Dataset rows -
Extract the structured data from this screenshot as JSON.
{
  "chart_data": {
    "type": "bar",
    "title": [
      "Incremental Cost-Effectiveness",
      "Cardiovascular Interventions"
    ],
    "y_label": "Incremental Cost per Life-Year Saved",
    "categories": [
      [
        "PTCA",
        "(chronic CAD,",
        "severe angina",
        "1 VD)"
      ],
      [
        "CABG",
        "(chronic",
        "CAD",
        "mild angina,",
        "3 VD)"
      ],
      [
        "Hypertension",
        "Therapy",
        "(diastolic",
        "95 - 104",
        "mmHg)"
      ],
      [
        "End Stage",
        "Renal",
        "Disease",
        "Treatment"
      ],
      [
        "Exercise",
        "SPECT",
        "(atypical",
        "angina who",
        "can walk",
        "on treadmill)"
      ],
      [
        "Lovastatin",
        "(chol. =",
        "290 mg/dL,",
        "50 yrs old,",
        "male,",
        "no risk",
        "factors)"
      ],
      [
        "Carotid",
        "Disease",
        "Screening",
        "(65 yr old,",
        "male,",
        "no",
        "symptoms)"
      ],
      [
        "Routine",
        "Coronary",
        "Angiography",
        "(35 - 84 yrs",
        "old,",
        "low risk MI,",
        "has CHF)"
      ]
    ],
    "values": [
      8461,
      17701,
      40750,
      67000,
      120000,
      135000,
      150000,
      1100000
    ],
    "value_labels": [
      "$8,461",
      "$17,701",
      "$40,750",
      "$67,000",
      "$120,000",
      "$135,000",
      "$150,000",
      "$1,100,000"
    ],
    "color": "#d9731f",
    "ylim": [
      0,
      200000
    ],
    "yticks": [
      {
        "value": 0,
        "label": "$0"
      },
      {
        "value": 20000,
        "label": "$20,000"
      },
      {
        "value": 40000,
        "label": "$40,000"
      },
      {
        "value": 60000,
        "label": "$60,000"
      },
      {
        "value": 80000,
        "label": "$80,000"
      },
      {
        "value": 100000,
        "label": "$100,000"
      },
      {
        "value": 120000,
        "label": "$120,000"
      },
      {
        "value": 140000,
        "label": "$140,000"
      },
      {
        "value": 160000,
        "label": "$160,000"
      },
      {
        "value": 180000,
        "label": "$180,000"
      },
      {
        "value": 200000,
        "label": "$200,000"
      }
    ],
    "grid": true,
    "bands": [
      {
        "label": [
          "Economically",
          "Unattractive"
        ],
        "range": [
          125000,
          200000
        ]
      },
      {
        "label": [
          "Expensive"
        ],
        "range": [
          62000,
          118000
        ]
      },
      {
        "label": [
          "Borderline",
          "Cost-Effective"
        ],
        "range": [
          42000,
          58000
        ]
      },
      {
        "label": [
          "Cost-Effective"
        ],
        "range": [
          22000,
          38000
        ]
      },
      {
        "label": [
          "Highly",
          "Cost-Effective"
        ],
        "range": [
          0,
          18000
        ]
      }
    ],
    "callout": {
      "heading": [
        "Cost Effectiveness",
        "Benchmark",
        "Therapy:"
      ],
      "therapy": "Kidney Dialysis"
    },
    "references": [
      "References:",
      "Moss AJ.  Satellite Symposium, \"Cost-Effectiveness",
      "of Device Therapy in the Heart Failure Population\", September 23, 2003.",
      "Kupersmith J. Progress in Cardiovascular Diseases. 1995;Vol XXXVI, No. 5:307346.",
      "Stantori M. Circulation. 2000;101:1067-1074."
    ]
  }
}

...

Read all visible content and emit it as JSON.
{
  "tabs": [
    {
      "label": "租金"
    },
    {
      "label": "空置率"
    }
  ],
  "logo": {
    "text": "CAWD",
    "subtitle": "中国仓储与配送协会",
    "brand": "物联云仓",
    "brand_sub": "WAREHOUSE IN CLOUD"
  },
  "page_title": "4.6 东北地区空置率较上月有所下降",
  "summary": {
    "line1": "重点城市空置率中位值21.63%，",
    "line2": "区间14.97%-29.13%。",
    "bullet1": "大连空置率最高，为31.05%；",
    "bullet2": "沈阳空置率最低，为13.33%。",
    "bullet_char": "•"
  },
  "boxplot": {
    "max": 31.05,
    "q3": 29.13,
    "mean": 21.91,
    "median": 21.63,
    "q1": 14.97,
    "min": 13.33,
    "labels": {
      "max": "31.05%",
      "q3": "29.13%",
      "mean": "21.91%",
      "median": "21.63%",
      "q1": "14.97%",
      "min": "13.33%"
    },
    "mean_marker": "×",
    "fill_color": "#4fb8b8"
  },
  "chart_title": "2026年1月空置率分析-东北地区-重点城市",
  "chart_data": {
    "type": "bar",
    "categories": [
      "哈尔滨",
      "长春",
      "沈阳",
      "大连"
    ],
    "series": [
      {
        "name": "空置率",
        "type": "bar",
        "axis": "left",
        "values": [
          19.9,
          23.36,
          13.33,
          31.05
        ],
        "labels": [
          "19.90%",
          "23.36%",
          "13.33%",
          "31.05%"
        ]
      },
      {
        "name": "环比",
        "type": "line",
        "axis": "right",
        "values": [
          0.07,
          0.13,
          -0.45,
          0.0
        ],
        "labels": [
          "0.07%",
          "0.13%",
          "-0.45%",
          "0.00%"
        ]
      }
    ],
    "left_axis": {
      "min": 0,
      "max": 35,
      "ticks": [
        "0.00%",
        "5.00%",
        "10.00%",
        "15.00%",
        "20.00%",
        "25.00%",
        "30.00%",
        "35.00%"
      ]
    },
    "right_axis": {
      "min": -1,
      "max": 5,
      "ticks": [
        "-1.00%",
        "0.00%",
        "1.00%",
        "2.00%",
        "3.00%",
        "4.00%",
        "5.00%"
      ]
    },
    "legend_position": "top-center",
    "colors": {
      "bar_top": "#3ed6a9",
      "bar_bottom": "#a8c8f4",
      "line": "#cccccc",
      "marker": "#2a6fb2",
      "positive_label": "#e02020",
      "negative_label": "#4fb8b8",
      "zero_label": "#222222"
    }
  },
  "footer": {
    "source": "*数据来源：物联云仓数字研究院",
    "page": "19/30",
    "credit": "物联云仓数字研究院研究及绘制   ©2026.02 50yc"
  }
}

Task goal - Show every line of the listing in which the string "Incremental" can be found.

Exercise output -
      "Incremental Cost-Effectiveness",
    "y_label": "Incremental Cost per Life-Year Saved",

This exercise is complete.